■ **To be done**
Pull out every line below holding the word "BeauVoisin".

(Data listing)
------------------------------------------------------------

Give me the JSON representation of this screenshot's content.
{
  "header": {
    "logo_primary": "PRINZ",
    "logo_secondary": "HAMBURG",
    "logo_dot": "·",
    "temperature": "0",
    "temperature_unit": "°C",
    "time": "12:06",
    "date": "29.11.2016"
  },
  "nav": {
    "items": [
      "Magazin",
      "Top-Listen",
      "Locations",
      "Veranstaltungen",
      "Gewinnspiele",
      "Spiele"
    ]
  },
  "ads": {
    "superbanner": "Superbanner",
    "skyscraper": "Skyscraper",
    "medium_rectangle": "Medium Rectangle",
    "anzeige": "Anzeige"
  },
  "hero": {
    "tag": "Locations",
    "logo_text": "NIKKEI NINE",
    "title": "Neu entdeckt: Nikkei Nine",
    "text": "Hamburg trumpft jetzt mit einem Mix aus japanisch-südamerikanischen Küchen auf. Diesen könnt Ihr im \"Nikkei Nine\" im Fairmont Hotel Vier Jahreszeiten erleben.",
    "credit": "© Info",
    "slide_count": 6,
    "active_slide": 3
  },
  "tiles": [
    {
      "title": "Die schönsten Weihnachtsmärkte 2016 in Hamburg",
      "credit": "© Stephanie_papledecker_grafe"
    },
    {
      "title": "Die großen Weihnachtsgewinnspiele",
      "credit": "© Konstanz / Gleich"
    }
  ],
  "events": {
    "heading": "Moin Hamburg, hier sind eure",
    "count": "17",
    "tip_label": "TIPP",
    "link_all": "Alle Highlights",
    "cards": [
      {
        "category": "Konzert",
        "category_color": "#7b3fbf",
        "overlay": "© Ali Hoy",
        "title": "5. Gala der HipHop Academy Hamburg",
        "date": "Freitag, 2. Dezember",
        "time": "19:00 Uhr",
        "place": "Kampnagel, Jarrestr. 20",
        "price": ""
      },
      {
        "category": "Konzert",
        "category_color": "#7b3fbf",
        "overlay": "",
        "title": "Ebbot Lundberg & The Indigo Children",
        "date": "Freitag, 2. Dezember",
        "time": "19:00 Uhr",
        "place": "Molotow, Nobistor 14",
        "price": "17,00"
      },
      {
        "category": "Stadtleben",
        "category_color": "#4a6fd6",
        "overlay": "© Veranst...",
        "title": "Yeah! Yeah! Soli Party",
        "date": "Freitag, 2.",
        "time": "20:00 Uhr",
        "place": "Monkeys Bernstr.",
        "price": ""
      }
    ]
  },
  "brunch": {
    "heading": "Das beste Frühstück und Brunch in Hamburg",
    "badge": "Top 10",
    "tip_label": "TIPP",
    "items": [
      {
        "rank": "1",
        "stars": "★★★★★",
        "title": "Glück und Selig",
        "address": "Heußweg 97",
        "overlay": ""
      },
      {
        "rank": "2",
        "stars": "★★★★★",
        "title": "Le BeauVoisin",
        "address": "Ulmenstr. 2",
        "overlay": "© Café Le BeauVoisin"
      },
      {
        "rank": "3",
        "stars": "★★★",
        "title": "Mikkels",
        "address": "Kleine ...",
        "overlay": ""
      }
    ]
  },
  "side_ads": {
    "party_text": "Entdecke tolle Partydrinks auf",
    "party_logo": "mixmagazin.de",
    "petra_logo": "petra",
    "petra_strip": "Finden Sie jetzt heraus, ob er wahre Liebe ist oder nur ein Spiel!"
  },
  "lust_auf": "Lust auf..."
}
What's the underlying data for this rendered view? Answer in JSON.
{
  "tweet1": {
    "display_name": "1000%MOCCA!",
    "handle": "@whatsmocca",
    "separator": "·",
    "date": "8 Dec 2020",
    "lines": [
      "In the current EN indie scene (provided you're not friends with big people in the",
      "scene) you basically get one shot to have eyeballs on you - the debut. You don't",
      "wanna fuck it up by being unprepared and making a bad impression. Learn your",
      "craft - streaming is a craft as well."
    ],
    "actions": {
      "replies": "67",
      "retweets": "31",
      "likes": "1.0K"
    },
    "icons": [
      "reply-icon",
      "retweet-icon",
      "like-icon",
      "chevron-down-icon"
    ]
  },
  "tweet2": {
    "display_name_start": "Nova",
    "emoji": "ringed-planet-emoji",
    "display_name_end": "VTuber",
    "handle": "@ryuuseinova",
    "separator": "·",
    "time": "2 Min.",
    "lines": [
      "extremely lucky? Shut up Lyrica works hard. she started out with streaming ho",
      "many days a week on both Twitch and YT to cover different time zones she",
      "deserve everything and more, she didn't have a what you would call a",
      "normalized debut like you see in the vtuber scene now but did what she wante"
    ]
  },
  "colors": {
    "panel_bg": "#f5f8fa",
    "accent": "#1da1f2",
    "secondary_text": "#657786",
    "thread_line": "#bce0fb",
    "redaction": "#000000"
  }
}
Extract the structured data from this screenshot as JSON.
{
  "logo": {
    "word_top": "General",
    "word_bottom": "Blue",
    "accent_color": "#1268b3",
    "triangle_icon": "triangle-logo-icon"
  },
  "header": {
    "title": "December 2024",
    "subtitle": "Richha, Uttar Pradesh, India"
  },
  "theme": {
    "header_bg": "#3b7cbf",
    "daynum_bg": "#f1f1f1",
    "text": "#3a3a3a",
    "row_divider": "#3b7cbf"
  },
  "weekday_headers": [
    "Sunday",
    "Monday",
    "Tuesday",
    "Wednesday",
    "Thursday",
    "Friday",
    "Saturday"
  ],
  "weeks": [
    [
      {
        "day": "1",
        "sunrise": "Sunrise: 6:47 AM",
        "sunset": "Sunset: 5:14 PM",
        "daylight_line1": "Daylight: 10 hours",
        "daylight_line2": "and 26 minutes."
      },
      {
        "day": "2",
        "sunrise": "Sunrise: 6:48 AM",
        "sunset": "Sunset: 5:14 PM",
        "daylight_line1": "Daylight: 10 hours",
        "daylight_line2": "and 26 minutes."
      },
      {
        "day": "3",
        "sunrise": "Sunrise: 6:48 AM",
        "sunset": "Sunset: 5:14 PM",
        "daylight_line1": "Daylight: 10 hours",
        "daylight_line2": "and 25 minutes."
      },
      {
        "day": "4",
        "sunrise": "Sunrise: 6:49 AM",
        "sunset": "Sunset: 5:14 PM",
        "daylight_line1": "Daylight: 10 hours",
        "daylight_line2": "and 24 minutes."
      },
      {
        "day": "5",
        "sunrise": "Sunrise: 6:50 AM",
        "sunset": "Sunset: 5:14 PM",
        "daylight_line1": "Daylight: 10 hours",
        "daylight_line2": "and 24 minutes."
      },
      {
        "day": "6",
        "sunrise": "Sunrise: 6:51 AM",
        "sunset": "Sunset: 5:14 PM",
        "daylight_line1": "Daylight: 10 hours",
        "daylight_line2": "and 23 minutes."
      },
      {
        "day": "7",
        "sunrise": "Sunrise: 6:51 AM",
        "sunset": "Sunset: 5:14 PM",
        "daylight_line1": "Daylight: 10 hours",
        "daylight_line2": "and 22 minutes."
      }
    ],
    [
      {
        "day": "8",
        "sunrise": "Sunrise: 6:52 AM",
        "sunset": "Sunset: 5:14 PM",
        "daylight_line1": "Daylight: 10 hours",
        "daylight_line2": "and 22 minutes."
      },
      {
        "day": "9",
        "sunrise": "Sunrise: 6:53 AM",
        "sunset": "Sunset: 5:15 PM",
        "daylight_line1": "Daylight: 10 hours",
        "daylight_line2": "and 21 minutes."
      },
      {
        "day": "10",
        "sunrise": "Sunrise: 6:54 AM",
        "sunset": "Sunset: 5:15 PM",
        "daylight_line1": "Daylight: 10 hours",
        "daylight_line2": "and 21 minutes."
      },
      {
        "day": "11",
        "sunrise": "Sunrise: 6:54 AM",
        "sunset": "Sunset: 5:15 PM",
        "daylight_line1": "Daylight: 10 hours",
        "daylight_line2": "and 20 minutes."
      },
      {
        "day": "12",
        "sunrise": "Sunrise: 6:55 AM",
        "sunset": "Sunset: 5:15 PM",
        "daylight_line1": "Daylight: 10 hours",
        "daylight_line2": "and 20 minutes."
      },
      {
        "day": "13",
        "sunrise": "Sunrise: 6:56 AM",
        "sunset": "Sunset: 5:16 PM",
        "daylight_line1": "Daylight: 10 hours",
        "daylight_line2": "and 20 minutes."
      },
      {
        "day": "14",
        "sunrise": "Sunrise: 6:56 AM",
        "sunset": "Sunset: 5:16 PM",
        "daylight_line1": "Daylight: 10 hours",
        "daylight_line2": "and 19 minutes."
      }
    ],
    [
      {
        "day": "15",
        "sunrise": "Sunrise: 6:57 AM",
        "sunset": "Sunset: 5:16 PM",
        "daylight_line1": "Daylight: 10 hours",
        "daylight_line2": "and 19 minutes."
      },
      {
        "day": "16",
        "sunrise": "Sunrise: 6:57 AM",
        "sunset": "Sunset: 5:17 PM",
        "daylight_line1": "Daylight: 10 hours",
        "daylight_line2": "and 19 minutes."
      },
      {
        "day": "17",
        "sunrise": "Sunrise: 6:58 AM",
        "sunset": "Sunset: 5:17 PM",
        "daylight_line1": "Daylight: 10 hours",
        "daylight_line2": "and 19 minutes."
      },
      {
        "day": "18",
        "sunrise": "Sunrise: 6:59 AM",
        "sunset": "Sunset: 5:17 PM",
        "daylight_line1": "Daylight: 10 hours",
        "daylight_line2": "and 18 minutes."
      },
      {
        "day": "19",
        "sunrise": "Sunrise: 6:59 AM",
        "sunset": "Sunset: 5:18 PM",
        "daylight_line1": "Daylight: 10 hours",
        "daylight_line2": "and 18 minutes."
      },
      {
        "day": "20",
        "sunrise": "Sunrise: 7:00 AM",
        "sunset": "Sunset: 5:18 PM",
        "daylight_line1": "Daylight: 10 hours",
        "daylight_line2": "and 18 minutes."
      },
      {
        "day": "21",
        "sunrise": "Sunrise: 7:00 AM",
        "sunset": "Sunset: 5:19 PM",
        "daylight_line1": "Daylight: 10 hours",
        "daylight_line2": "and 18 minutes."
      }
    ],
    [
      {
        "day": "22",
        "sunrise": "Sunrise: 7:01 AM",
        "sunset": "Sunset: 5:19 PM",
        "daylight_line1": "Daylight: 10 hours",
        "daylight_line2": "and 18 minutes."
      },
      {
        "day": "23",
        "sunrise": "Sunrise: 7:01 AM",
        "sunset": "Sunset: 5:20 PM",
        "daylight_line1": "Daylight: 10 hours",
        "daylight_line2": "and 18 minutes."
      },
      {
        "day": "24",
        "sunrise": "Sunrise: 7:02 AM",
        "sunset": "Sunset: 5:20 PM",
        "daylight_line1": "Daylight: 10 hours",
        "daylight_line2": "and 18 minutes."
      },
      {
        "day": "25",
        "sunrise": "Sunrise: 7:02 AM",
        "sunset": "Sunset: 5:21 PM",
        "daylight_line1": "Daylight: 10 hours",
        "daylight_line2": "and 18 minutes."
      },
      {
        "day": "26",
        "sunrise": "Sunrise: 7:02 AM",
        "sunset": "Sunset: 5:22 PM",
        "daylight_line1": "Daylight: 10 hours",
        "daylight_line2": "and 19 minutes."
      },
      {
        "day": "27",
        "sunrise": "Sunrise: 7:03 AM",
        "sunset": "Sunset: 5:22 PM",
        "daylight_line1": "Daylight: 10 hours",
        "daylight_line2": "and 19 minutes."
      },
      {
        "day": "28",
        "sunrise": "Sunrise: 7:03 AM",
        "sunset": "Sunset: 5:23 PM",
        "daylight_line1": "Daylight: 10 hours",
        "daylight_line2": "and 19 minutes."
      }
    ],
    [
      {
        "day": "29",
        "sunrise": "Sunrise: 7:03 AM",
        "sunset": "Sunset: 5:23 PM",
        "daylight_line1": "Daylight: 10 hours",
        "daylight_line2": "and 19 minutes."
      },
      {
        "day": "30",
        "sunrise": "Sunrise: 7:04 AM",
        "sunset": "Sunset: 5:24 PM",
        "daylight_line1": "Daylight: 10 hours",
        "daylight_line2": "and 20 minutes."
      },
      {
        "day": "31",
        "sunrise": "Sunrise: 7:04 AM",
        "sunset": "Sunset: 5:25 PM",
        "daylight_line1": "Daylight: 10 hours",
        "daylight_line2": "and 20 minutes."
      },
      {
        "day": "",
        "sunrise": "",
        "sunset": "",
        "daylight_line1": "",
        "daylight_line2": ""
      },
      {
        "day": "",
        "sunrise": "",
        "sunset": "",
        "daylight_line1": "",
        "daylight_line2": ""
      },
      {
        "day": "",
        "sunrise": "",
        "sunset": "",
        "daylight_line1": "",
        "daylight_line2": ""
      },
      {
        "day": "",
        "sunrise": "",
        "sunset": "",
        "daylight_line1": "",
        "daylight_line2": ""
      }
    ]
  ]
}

------------------------------------------------------------

■ **Solution to this problem**
        "title": "Le BeauVoisin",
        "overlay": "© Café Le BeauVoisin"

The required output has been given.